◆ Set problem
Below is a block of records; repeat all of them exactly.

◆ The data
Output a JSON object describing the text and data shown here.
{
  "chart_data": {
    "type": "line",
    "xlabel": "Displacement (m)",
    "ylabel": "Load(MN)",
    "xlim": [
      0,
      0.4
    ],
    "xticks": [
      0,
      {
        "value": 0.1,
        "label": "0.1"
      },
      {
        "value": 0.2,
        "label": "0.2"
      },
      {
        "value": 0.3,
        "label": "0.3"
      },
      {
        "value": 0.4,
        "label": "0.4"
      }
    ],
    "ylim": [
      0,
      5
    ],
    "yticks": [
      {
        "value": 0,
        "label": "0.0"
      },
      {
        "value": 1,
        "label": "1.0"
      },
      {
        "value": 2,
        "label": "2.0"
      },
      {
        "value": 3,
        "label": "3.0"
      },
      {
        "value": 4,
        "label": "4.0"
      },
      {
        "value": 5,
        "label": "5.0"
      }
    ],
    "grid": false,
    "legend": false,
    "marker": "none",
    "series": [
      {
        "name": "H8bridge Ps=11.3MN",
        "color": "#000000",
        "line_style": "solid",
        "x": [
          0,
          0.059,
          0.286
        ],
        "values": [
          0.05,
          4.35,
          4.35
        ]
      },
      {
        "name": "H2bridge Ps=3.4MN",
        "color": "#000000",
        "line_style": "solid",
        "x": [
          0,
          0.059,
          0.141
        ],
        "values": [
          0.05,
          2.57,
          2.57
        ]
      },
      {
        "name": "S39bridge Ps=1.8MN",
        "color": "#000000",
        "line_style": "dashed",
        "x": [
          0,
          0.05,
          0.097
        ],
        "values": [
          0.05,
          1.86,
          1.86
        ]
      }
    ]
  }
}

◆ Task response
Output a JSON object describing the text and data shown here.
{
  "chart_data": {
    "type": "line",
    "xlabel": "Displacement (m)",
    "ylabel": "Load(MN)",
    "xlim": [
      0,
      0.4
    ],
    "xticks": [
      0,
      {
        "value": 0.1,
        "label": "0.1"
      },
      {
        "value": 0.2,
        "label": "0.2"
      },
      {
        "value": 0.3,
        "label": "0.3"
      },
      {
        "value": 0.4,
        "label": "0.4"
      }
    ],
    "ylim": [
      0,
      5
    ],
    "yticks": [
      {
        "value": 0,
        "label": "0.0"
      },
      {
        "value": 1,
        "label": "1.0"
      },
      {
        "value": 2,
        "label": "2.0"
      },
      {
        "value": 3,
        "label": "3.0"
      },
      {
        "value": 4,
        "label": "4.0"
      },
      {
        "value": 5,
        "label": "5.0"
      }
    ],
    "grid": false,
    "legend": false,
    "marker": "none",
    "series": [
      {
        "name": "H8bridge Ps=11.3MN",
        "color": "#000000",
        "line_style": "solid",
        "x": [
          0,
          0.059,
          0.286
        ],
        "values": [
          0.05,
          4.35,
          4.35
        ]
      },
      {
        "name": "H2bridge Ps=3.4MN",
        "color": "#000000",
        "line_style": "solid",
        "x": [
          0,
          0.059,
          0.141
        ],
        "values": [
          0.05,
          2.57,
          2.57
        ]
      },
      {
        "name": "S39bridge Ps=1.8MN",
        "color": "#000000",
        "line_style": "dashed",
        "x": [
          0,
          0.05,
          0.097
        ],
        "values": [
          0.05,
          1.86,
          1.86
        ]
      }
    ]
  }
}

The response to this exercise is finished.